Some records
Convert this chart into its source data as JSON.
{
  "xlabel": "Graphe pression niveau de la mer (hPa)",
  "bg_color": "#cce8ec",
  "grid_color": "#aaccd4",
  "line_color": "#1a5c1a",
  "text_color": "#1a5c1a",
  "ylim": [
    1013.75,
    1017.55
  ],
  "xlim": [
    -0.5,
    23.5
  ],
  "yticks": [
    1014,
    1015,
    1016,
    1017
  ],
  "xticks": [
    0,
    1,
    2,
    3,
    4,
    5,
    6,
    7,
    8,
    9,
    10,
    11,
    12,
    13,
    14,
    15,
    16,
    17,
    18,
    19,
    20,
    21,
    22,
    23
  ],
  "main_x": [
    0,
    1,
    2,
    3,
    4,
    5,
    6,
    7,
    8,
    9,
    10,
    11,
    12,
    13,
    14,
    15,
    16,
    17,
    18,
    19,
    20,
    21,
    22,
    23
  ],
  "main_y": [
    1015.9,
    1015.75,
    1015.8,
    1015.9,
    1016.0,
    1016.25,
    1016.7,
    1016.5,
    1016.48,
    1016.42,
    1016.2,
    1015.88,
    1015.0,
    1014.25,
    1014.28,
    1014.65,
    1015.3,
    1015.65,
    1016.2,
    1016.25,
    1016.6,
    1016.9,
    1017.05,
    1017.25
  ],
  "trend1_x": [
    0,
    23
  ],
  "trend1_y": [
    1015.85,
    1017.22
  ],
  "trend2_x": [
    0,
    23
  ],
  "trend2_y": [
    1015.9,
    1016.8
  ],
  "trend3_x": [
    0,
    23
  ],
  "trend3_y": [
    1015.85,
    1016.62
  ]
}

Given exercise ->
Repeat the material above exactly.

Task result ->
Convert this chart into its source data as JSON.
{
  "xlabel": "Graphe pression niveau de la mer (hPa)",
  "bg_color": "#cce8ec",
  "grid_color": "#aaccd4",
  "line_color": "#1a5c1a",
  "text_color": "#1a5c1a",
  "ylim": [
    1013.75,
    1017.55
  ],
  "xlim": [
    -0.5,
    23.5
  ],
  "yticks": [
    1014,
    1015,
    1016,
    1017
  ],
  "xticks": [
    0,
    1,
    2,
    3,
    4,
    5,
    6,
    7,
    8,
    9,
    10,
    11,
    12,
    13,
    14,
    15,
    16,
    17,
    18,
    19,
    20,
    21,
    22,
    23
  ],
  "main_x": [
    0,
    1,
    2,
    3,
    4,
    5,
    6,
    7,
    8,
    9,
    10,
    11,
    12,
    13,
    14,
    15,
    16,
    17,
    18,
    19,
    20,
    21,
    22,
    23
  ],
  "main_y": [
    1015.9,
    1015.75,
    1015.8,
    1015.9,
    1016.0,
    1016.25,
    1016.7,
    1016.5,
    1016.48,
    1016.42,
    1016.2,
    1015.88,
    1015.0,
    1014.25,
    1014.28,
    1014.65,
    1015.3,
    1015.65,
    1016.2,
    1016.25,
    1016.6,
    1016.9,
    1017.05,
    1017.25
  ],
  "trend1_x": [
    0,
    23
  ],
  "trend1_y": [
    1015.85,
    1017.22
  ],
  "trend2_x": [
    0,
    23
  ],
  "trend2_y": [
    1015.9,
    1016.8
  ],
  "trend3_x": [
    0,
    23
  ],
  "trend3_y": [
    1015.85,
    1016.62
  ]
}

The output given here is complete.